**Text section**
□ □ □ □ □ □ □

CANADIAN RAILWAY OFFICE OF ARBITRATION
CASE NO. 2985
Heard in Montreal, Wednesday, 13 October 1998
CANADIAN NATIONAL RAILWAY COMPANY
NATIONAL AUTOMOBILE, AEROSPACE, TRANSPORTATION AND GENERAL WORKERS UNION OF CANADA (CAW-CANADA)
The assessment of discipline to Mr. W. Kopton, Customer Support Representative, of Winnipeg
JOINT STATEMENT OF ISSUE:
On February 10, 1998 the grievor, Mr. Wolf Kopton, was assessed forty (40) demerits for alleged harassment of fellow employees at the Winnipeg Customer Support Centre. The alleged harassment was said to have taken place "during the last three months of 1997." The assessment of demerits led to his dismissal.
It is the Union’s position that the assessment of demerits is unwarranted for the following reasons: 1.) The Company failed to hold proper investigations in connection with the alleged irregularities, and showed a bias in its approach with the intent of convicting the grievor. 2.) The Company was not forthright in sharing all of its investigative findings with the Union; and, 3.) The Company has failed in its burden to show that the grievor is guilty is any of the charges against him. It is further the Union’s position that even if the charges could be proved the penalty is exceedingly harsh and unjustified.

□ □ □ □ □ □ □

Lines of data
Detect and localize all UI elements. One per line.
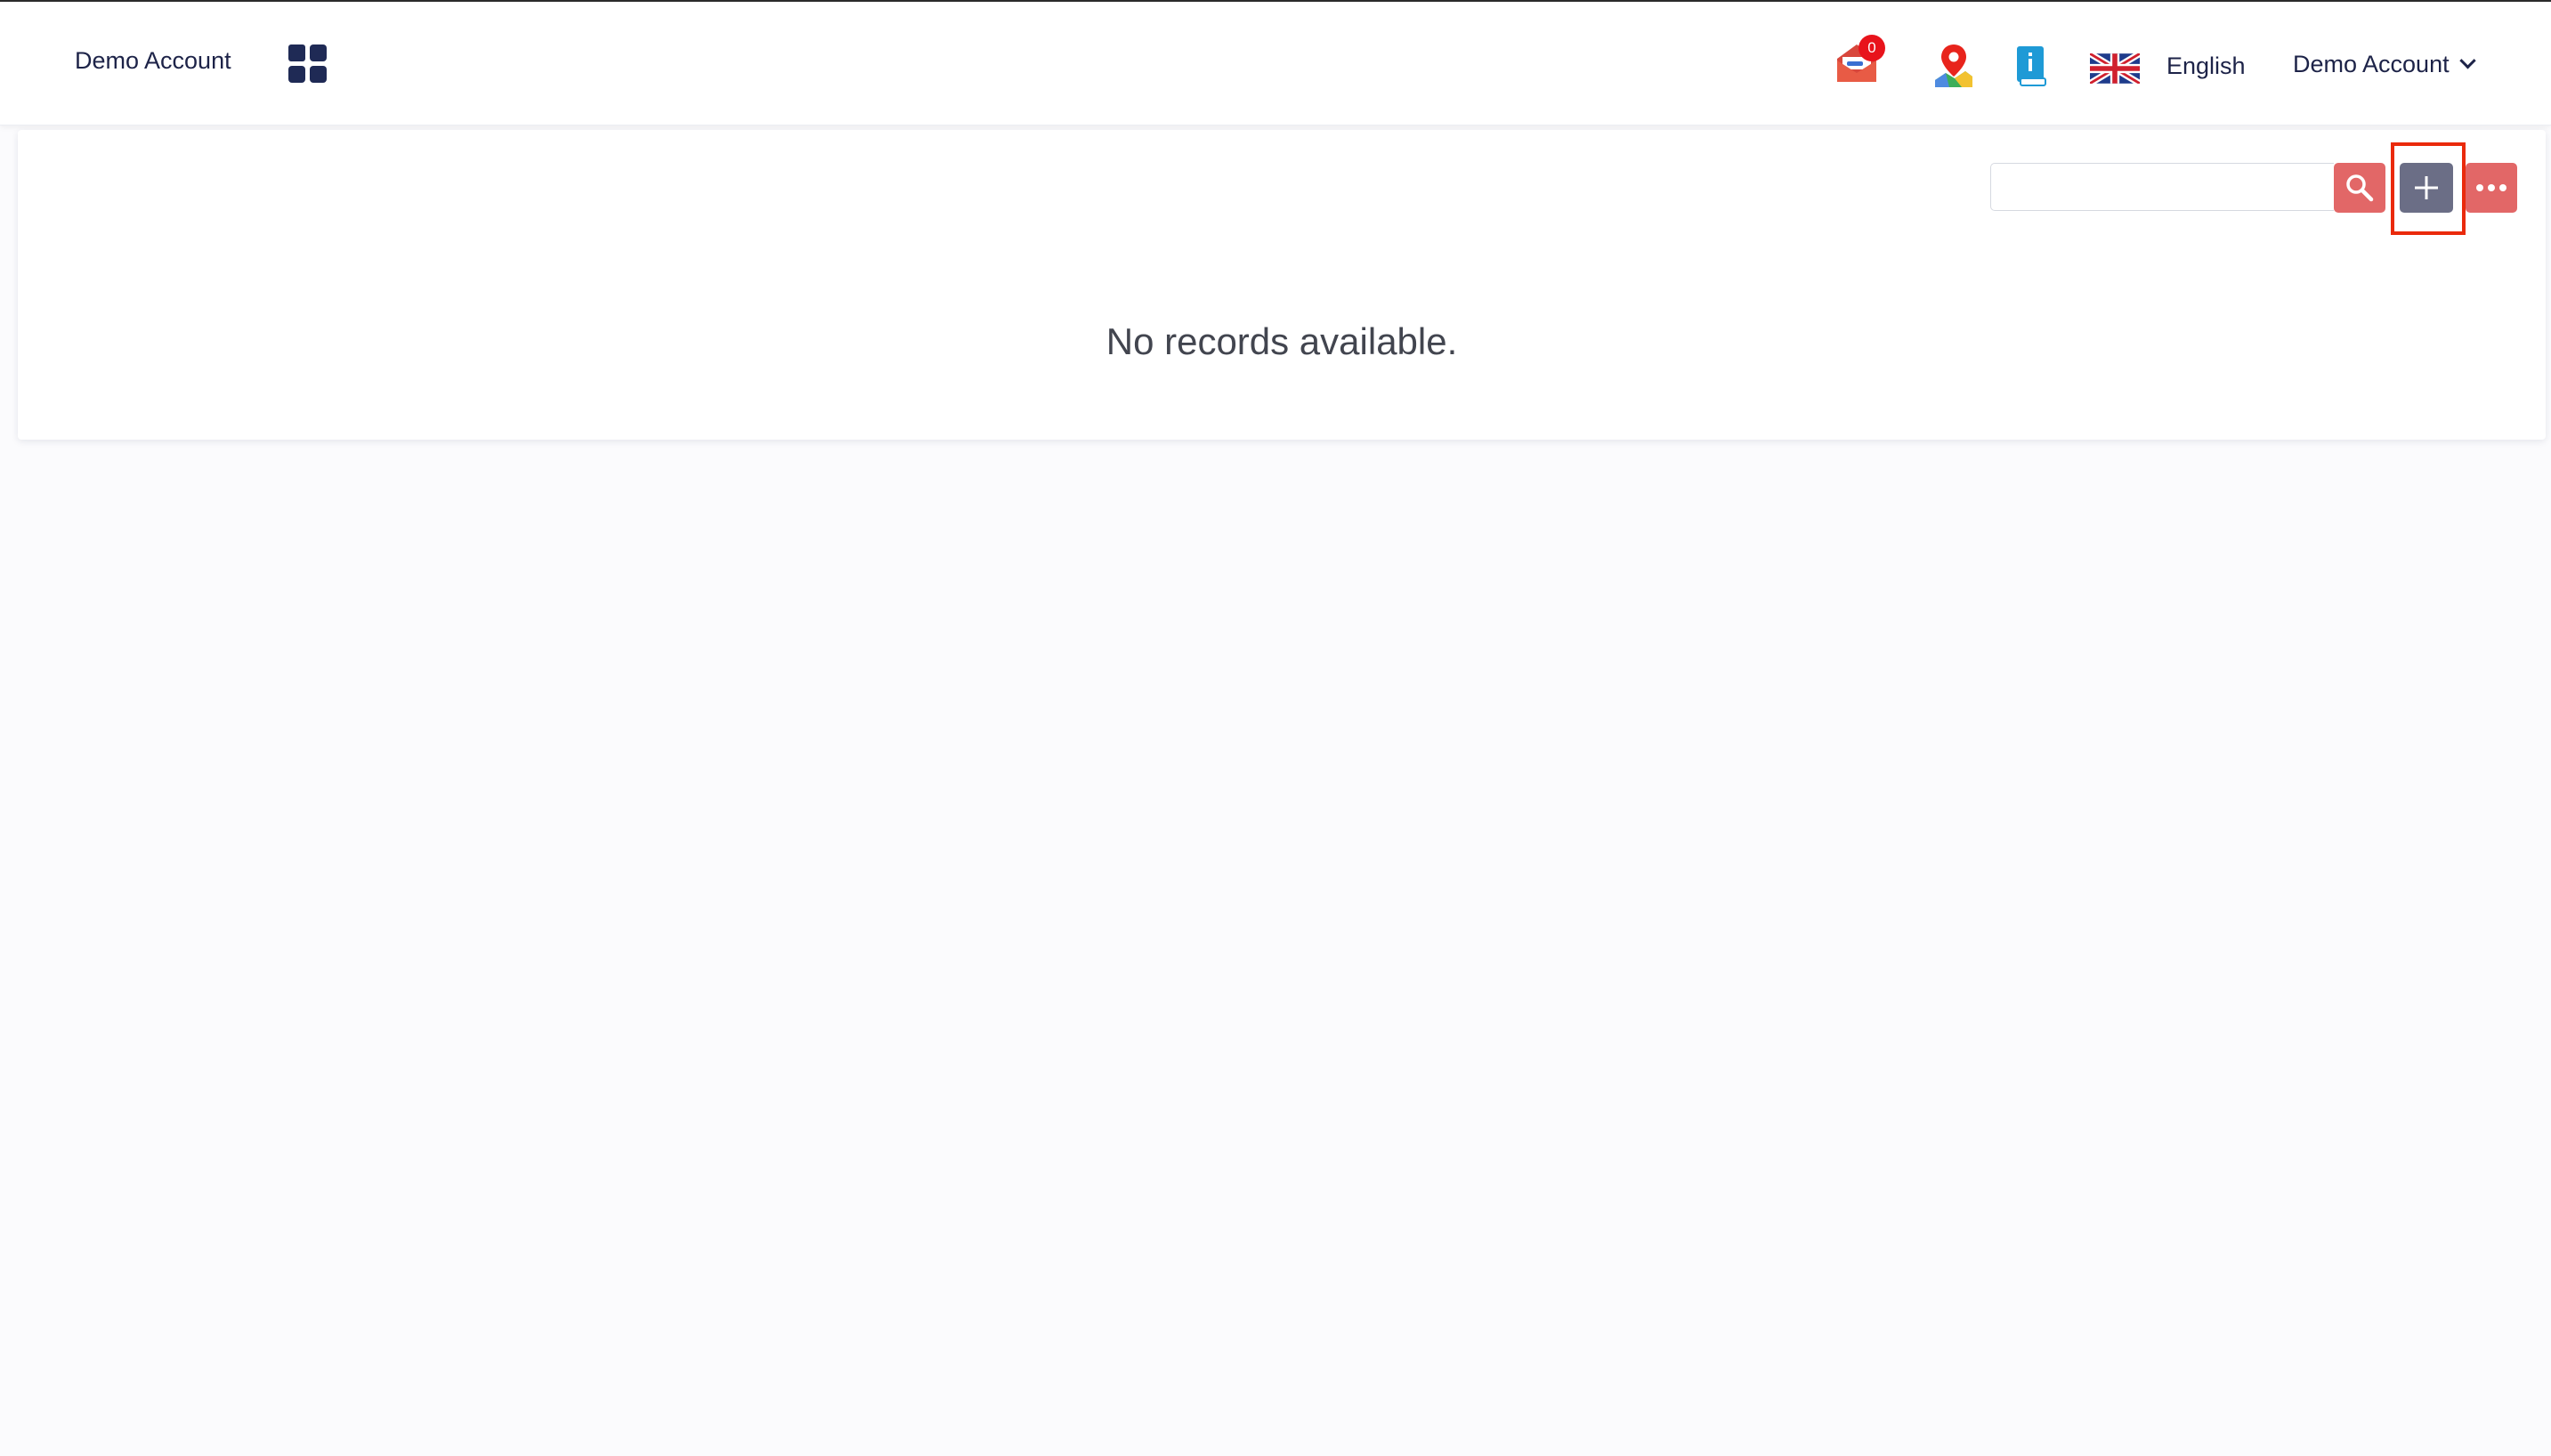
apps-grid-tile	[310, 66, 327, 83]
user-menu-label: Demo Account	[2293, 51, 2450, 77]
language-selector[interactable]: English	[2166, 53, 2246, 80]
apps-grid-tile	[288, 44, 305, 61]
uk-flag-icon[interactable]	[2088, 50, 2142, 87]
apps-grid-tile	[310, 44, 327, 61]
search-button[interactable]	[2334, 163, 2385, 213]
more-dots-icon	[2499, 184, 2506, 191]
empty-state-message: No records available.	[1105, 320, 1458, 362]
map-pin-icon[interactable]	[1931, 41, 1976, 91]
more-dots-icon	[2476, 184, 2483, 191]
apps-grid-icon[interactable]	[288, 44, 328, 84]
info-book-icon[interactable]	[2013, 43, 2049, 89]
add-button-highlight	[2391, 142, 2466, 235]
brand-name[interactable]: Demo Account	[75, 47, 231, 75]
chevron-down-icon	[2458, 53, 2476, 69]
notification-badge: 0	[1859, 35, 1885, 61]
more-dots-icon	[2488, 184, 2495, 191]
search-icon	[2346, 174, 2374, 202]
search-input[interactable]	[1990, 163, 2334, 211]
apps-grid-tile	[288, 66, 305, 83]
user-menu[interactable]: Demo Account	[2293, 51, 2476, 78]
more-options-button[interactable]	[2466, 163, 2517, 213]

□ □ □ □ □ □ □

**Things to do**
1/ List the reasons the Union gives in the arbitration case for its position that the assessment of demerits is unwarranted.
2/ Carry on the arbitration case from the point where it stops.
The material comes from a different source than the arbitration case.

**Answer set**
1/
1. The Company failed to hold proper investigations in connection with the alleged irregularities, and showed a bias in its approach with the intent of convicting the grievor.
2. The Company was not forthright in sharing all of its investigative findings with the Union.
3. The Company has failed in its burden to show that the grievor is guilty of any of the charges against him.

2/
The Union requests reinstatement with full compensation for all wages and benefits lost.
The Company denies the Union’s request.
FOR THE UNION: FOR THE COMPANY:
(SGD.) D. OLSHEWSKI (SGD.) J. B. DIXON
NATIONAL REPRESENTATIVE FOR: ASSISTANT VICE-PRESIDENT, LABOUR RELATIONS
There appeared on behalf of the Company:
M. G. Sherrard – Counsel, Montreal
B. Laidlaw – HR/LR Associate, LeVerendrye District, Winnipeg
J. Dixon – Business Partner, Pacific District, Vancouver
A. E. Heft – Manager, Labour Relations, Toronto
K. Markoff – Senior Manager, Operations, CSC, Winnipeg
A. Parke-Teillet – HR/LR Associate, CSC, Winnipeg
K. Watson – Counsel, Montreal
And on behalf of the Union:
D. Olshewski – National Representative, Winnipeg
R. Johnston – President, Council 4000
V. Perinot – Witness
S. Schiewe – Observer
W. Kopton – Grievor
AWARD OF THE ARBITRATOR
The grievor is a thirty-seven year old customer service representative employed in the Company’s national Customer Service Centre (CSC), in Winnipeg. Mr. Kopton had fifteen years of service prior to his discharge on February 10, 1998 following the assessment of forty demerits for the alleged harassment of other employees by the grievor. The Union submits that there is no evidence of improper conduct on the part of the grievor which would warrant discipline or discharge, and seeks his reinstatement with full benefits and compensation.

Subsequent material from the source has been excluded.